• **EXERCISE DIRECTIONS**: Below are the records; collect from them each line containing the string "Halloran".

%%

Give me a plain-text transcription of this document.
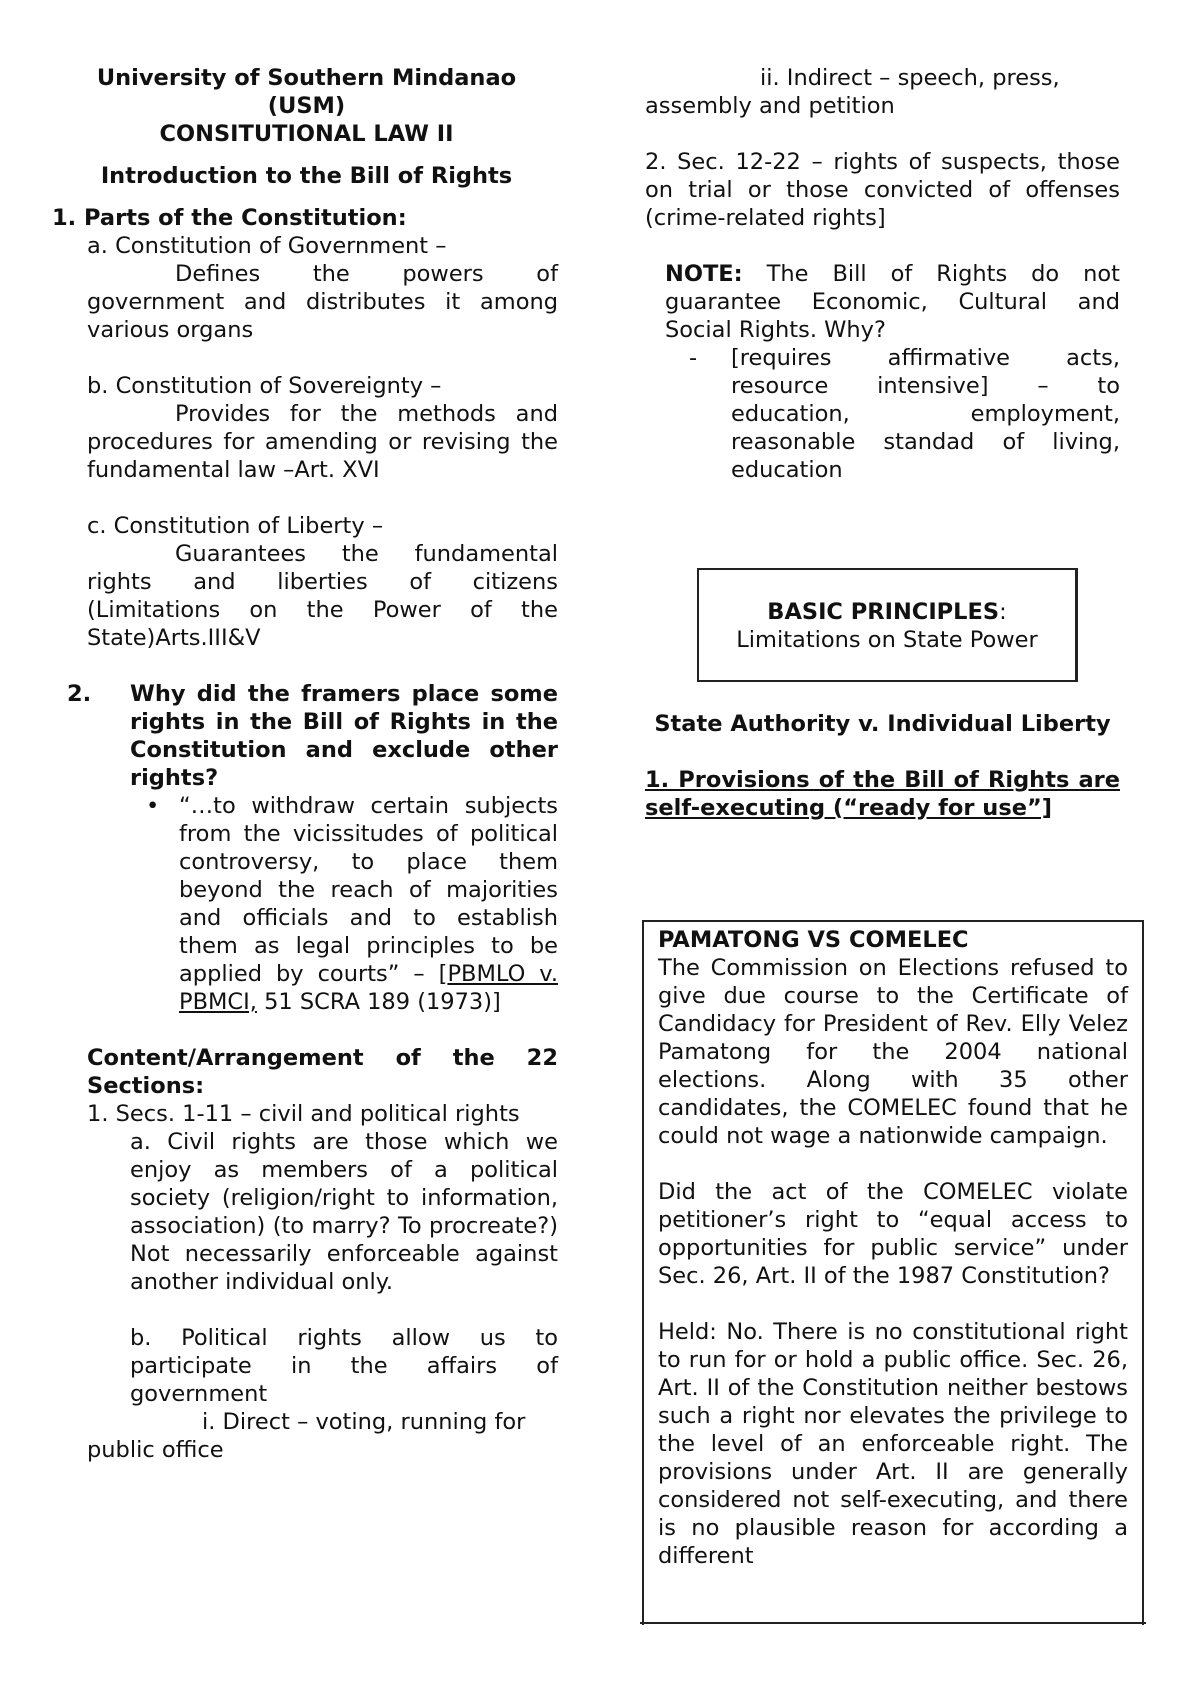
University of Southern Mindanao

(USM)

CONSITUTIONAL LAW II

Introduction to the Bill of Rights

1. Parts of the Constitution:

a. Constitution of Government –

Defines the powers of government and distributes it among various organs

b. Constitution of Sovereignty –

Provides for the methods and procedures for amending or revising the fundamental law –Art. XVI

c. Constitution of Liberty –

Guarantees the fundamental rights and liberties of citizens (Limitations on the Power of the State)Arts.III&V

2.	Why did the framers place some rights in the Bill of Rights in the Constitution and exclude other rights?
• “…to withdraw certain subjects from the vicissitudes of political controversy, to place them beyond the reach of majorities and officials and to establish them as legal principles to be applied by courts” – [PBMLO v. PBMCI, 51 SCRA 189 (1973)]

Content/Arrangement of the 22 Sections:

1. Secs. 1-11 – civil and political rights

a. Civil rights are those which we enjoy as members of a political society (religion/right to information, association) (to marry? To procreate?) Not necessarily enforceable against another individual only.

b. Political rights allow us to participate in the affairs of government

i. Direct – voting, running for public office

ii. Indirect – speech, press, assembly and petition

2. Sec. 12-22 – rights of suspects, those on trial or those convicted of offenses (crime-related rights]

NOTE: The Bill of Rights do not guarantee Economic, Cultural and Social Rights. Why?

-	[requires affirmative acts, resource intensive] – to education, employment, reasonable standad of living, education

BASIC PRINCIPLES:

Limitations on State Power

State Authority v. Individual Liberty

1. Provisions of the Bill of Rights are self-executing (“ready for use”]

PAMATONG VS COMELEC

The Commission on Elections refused to give due course to the Certificate of Candidacy for President of Rev. Elly Velez Pamatong for the 2004 national elections. Along with 35 other candidates, the COMELEC found that he could not wage a nationwide campaign.

Did the act of the COMELEC violate petitioner’s right to “equal access to opportunities for public service” under Sec. 26, Art. II of the 1987 Constitution?

Held: No. There is no constitutional right to run for or hold a public office. Sec. 26, Art. II of the Constitution neither bestows such a right nor elevates the privilege to the level of an enforceable right. The provisions under Art. II are generally considered not self-executing, and there is no plausible reason for according a different
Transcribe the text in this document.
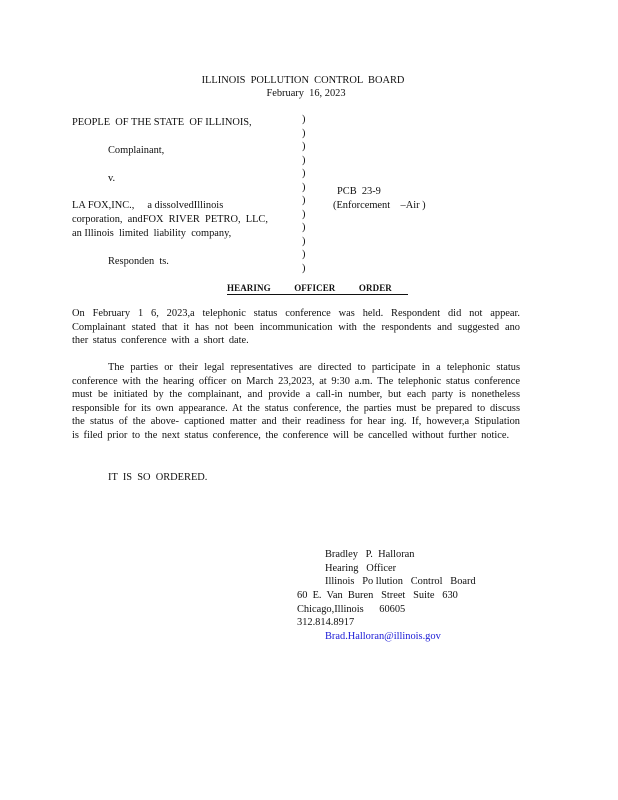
ILLINOIS  POLLUTION  CONTROL  BOARD
February  16, 2023
PEOPLE  OF THE STATE  OF ILLINOIS,
Complainant,
v.
LA FOX,INC.,     a dissolvedIllinois
corporation,  andFOX  RIVER  PETRO,  LLC,
an Illinois  limited  liability  company,
Responden  ts.
)
)
)
)
)
)
)
)
)
)
)
)
PCB  23-9
(Enforcement    –Air )
HEARING          OFFICER          ORDER
On February 1 6, 2023,a telephonic status conference was held. Respondent did not appear. Complainant stated that it has not been incommunication with the respondents and suggested ano ther status conference with a short date.
The parties or their legal representatives are directed to participate in a telephonic status conference with the hearing officer on March 23,2023, at 9:30 a.m. The telephonic status conference must be initiated by the complainant, and provide a call-in number, but each party is nonetheless responsible for its own appearance. At the status conference, the parties must be prepared to discuss the status of the above- captioned matter and their readiness for hear ing. If, however,a Stipulation is filed prior to the next status conference, the conference will be cancelled without further notice.
IT  IS  SO  ORDERED.
Bradley   P.  Halloran
Hearing   Officer
Illinois   Po llution   Control   Board
60  E.  Van  Buren   Street   Suite   630
Chicago,Illinois      60605
312.814.8917
Brad.Halloran@illinois.gov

%%

• **RESULT FOR THIS EXERCISE**:
Bradley   P.  Halloran
Brad.Halloran@illinois.gov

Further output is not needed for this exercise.